TASK STATEMENT: Could you write out every record below exactly, leaving out any pictures?

INPUT MATERIAL:
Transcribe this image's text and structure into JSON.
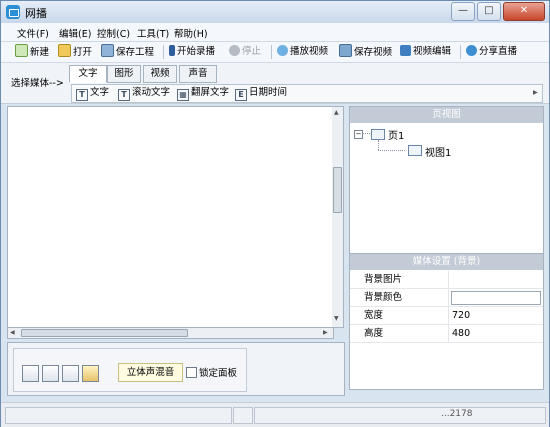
{
  "window": {
    "title": "网播",
    "controls": [
      "—",
      "□",
      "✕"
    ]
  },
  "menu": [
    "文件(F)",
    "编辑(E)",
    "控制(C)",
    "工具(T)",
    "帮助(H)"
  ],
  "toolbar": {
    "new": "新建",
    "open": "打开",
    "save_project": "保存工程",
    "start_record": "开始录播",
    "stop": "停止",
    "play_video": "播放视频",
    "save_video": "保存视频",
    "video_edit": "视频编辑",
    "share_live": "分享直播"
  },
  "media": {
    "label": "选择媒体-->",
    "tabs": [
      "文字",
      "图形",
      "视频",
      "声音"
    ],
    "sub": [
      "文字",
      "滚动文字",
      "翻屏文字",
      "日期时间"
    ],
    "more": "▸"
  },
  "page_view": {
    "title": "页视图",
    "tree": {
      "node": "页1",
      "child": "视图1"
    }
  },
  "media_settings": {
    "title": "媒体设置 (背景)",
    "rows": [
      {
        "key": "背景图片",
        "value": ""
      },
      {
        "key": "背景颜色",
        "value": ""
      },
      {
        "key": "宽度",
        "value": "720"
      },
      {
        "key": "高度",
        "value": "480"
      }
    ]
  },
  "bottom": {
    "mix_label": "立体声混音",
    "lock_label": "锁定面板"
  },
  "status": {
    "text": "...2178"
  },
  "colors": {
    "accent": "#2b8fd6",
    "record": "#2e5f9c",
    "watermark": "#e36b1a"
  }
}
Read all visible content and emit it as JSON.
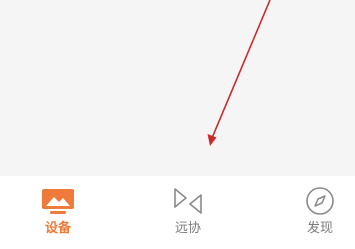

RESPONSE TO THIS EXERCISE:
Transcribe this image's text and structure into JSON.
{
  "window": {
    "title": "网播",
    "controls": [
      "—",
      "□",
      "✕"
    ]
  },
  "menu": [
    "文件(F)",
    "编辑(E)",
    "控制(C)",
    "工具(T)",
    "帮助(H)"
  ],
  "toolbar": {
    "new": "新建",
    "open": "打开",
    "save_project": "保存工程",
    "start_record": "开始录播",
    "stop": "停止",
    "play_video": "播放视频",
    "save_video": "保存视频",
    "video_edit": "视频编辑",
    "share_live": "分享直播"
  },
  "media": {
    "label": "选择媒体-->",
    "tabs": [
      "文字",
      "图形",
      "视频",
      "声音"
    ],
    "sub": [
      "文字",
      "滚动文字",
      "翻屏文字",
      "日期时间"
    ],
    "more": "▸"
  },
  "page_view": {
    "title": "页视图",
    "tree": {
      "node": "页1",
      "child": "视图1"
    }
  },
  "media_settings": {
    "title": "媒体设置 (背景)",
    "rows": [
      {
        "key": "背景图片",
        "value": ""
      },
      {
        "key": "背景颜色",
        "value": ""
      },
      {
        "key": "宽度",
        "value": "720"
      },
      {
        "key": "高度",
        "value": "480"
      }
    ]
  },
  "bottom": {
    "mix_label": "立体声混音",
    "lock_label": "锁定面板"
  },
  "status": {
    "text": "...2178"
  },
  "colors": {
    "accent": "#2b8fd6",
    "record": "#2e5f9c",
    "watermark": "#e36b1a"
  }
}
Read all visible content and emit it as JSON.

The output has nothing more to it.